======== Records for this exercise

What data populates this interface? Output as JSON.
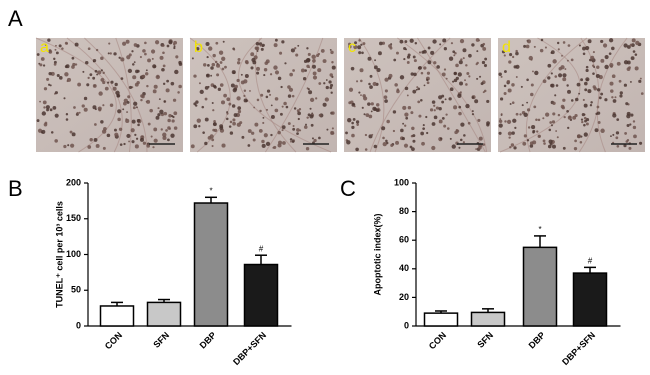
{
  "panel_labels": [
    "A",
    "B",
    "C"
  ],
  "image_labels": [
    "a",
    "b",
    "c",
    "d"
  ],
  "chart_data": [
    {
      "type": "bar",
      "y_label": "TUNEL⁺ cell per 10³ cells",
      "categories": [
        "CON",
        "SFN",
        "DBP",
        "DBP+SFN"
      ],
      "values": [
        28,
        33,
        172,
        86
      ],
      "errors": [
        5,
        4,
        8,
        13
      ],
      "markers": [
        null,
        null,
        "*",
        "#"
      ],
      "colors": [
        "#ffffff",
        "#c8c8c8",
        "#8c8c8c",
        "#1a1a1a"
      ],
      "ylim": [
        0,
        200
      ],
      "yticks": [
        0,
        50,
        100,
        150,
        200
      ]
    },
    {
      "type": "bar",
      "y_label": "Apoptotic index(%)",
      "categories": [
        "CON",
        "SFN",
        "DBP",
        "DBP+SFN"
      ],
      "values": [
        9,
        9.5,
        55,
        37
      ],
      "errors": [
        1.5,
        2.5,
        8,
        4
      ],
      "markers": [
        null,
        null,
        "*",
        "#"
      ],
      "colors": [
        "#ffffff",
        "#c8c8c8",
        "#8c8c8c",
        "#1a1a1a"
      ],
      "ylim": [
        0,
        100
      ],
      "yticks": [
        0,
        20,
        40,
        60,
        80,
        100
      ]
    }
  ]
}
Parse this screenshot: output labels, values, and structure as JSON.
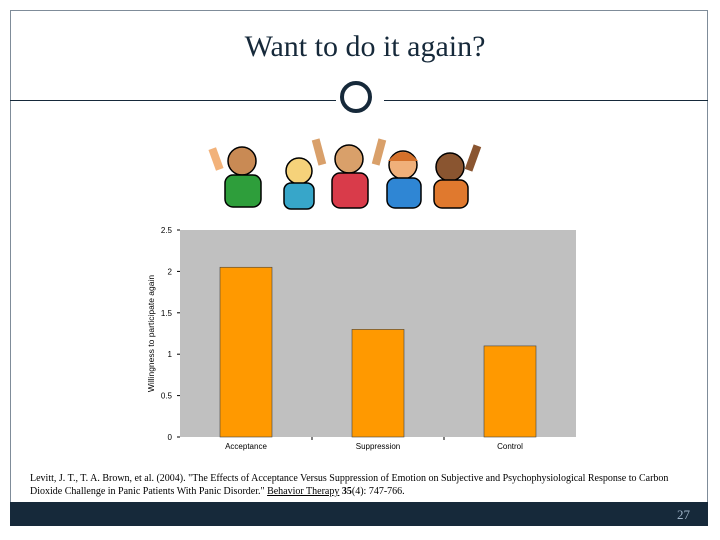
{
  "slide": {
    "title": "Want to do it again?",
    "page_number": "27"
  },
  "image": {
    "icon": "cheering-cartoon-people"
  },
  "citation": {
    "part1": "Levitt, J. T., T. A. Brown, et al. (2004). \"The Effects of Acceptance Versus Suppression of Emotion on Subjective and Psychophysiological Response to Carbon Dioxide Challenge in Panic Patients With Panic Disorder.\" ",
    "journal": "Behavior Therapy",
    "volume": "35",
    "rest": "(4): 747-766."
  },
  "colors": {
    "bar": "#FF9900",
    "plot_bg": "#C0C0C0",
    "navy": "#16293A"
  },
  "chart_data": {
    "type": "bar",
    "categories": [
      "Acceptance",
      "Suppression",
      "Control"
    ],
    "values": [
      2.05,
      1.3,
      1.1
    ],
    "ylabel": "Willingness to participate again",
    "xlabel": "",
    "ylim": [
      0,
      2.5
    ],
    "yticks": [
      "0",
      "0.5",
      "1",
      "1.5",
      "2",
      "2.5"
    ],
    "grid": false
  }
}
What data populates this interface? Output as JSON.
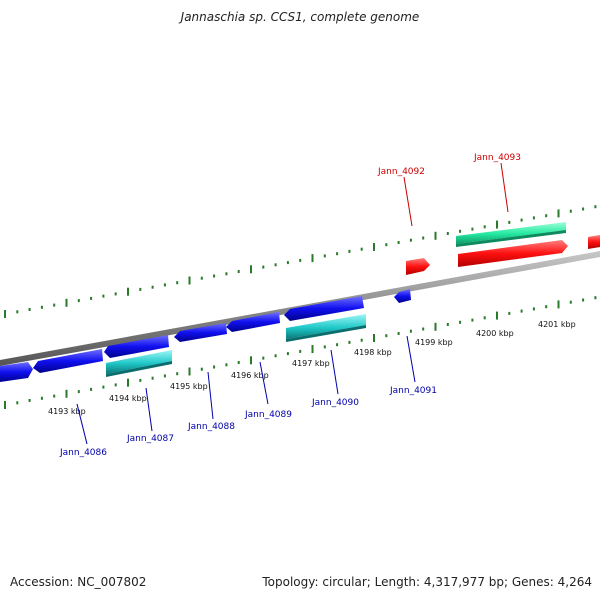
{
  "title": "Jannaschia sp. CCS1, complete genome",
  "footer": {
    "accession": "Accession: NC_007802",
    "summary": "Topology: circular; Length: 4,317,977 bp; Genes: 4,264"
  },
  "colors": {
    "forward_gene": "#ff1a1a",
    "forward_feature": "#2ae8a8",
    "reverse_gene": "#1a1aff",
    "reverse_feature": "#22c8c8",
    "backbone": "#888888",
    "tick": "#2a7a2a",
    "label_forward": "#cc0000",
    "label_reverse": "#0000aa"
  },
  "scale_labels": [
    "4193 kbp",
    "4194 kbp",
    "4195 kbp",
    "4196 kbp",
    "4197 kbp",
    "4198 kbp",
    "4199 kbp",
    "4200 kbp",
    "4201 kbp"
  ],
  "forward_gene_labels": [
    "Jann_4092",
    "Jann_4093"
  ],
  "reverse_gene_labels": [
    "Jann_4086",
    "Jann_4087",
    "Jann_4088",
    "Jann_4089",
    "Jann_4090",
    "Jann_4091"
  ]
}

================

◆ Task objective
Write out everything in the data word for word. Omit each picture.

◆ Solution below
What data populates this interface? Output as JSON.
{
  "panel_labels": [
    "A",
    "B",
    "C"
  ],
  "image_labels": [
    "a",
    "b",
    "c",
    "d"
  ],
  "chart_data": [
    {
      "type": "bar",
      "y_label": "TUNEL⁺ cell per 10³ cells",
      "categories": [
        "CON",
        "SFN",
        "DBP",
        "DBP+SFN"
      ],
      "values": [
        28,
        33,
        172,
        86
      ],
      "errors": [
        5,
        4,
        8,
        13
      ],
      "markers": [
        null,
        null,
        "*",
        "#"
      ],
      "colors": [
        "#ffffff",
        "#c8c8c8",
        "#8c8c8c",
        "#1a1a1a"
      ],
      "ylim": [
        0,
        200
      ],
      "yticks": [
        0,
        50,
        100,
        150,
        200
      ]
    },
    {
      "type": "bar",
      "y_label": "Apoptotic index(%)",
      "categories": [
        "CON",
        "SFN",
        "DBP",
        "DBP+SFN"
      ],
      "values": [
        9,
        9.5,
        55,
        37
      ],
      "errors": [
        1.5,
        2.5,
        8,
        4
      ],
      "markers": [
        null,
        null,
        "*",
        "#"
      ],
      "colors": [
        "#ffffff",
        "#c8c8c8",
        "#8c8c8c",
        "#1a1a1a"
      ],
      "ylim": [
        0,
        100
      ],
      "yticks": [
        0,
        20,
        40,
        60,
        80,
        100
      ]
    }
  ]
}
Parse this screenshot: output labels, values, and structure as JSON.
{
  "slide": {
    "title": "Want to do it again?",
    "page_number": "27"
  },
  "image": {
    "icon": "cheering-cartoon-people"
  },
  "citation": {
    "part1": "Levitt, J. T., T. A. Brown, et al. (2004). \"The Effects of Acceptance Versus Suppression of Emotion on Subjective and Psychophysiological Response to Carbon Dioxide Challenge in Panic Patients With Panic Disorder.\" ",
    "journal": "Behavior Therapy",
    "volume": "35",
    "rest": "(4): 747-766."
  },
  "colors": {
    "bar": "#FF9900",
    "plot_bg": "#C0C0C0",
    "navy": "#16293A"
  },
  "chart_data": {
    "type": "bar",
    "categories": [
      "Acceptance",
      "Suppression",
      "Control"
    ],
    "values": [
      2.05,
      1.3,
      1.1
    ],
    "ylabel": "Willingness to participate again",
    "xlabel": "",
    "ylim": [
      0,
      2.5
    ],
    "yticks": [
      "0",
      "0.5",
      "1",
      "1.5",
      "2",
      "2.5"
    ],
    "grid": false
  }
}
What data populates this interface? Output as JSON.
{
  "title": "Jannaschia sp. CCS1, complete genome",
  "footer": {
    "accession": "Accession: NC_007802",
    "summary": "Topology: circular; Length: 4,317,977 bp; Genes: 4,264"
  },
  "colors": {
    "forward_gene": "#ff1a1a",
    "forward_feature": "#2ae8a8",
    "reverse_gene": "#1a1aff",
    "reverse_feature": "#22c8c8",
    "backbone": "#888888",
    "tick": "#2a7a2a",
    "label_forward": "#cc0000",
    "label_reverse": "#0000aa"
  },
  "scale_labels": [
    "4193 kbp",
    "4194 kbp",
    "4195 kbp",
    "4196 kbp",
    "4197 kbp",
    "4198 kbp",
    "4199 kbp",
    "4200 kbp",
    "4201 kbp"
  ],
  "forward_gene_labels": [
    "Jann_4092",
    "Jann_4093"
  ],
  "reverse_gene_labels": [
    "Jann_4086",
    "Jann_4087",
    "Jann_4088",
    "Jann_4089",
    "Jann_4090",
    "Jann_4091"
  ]
}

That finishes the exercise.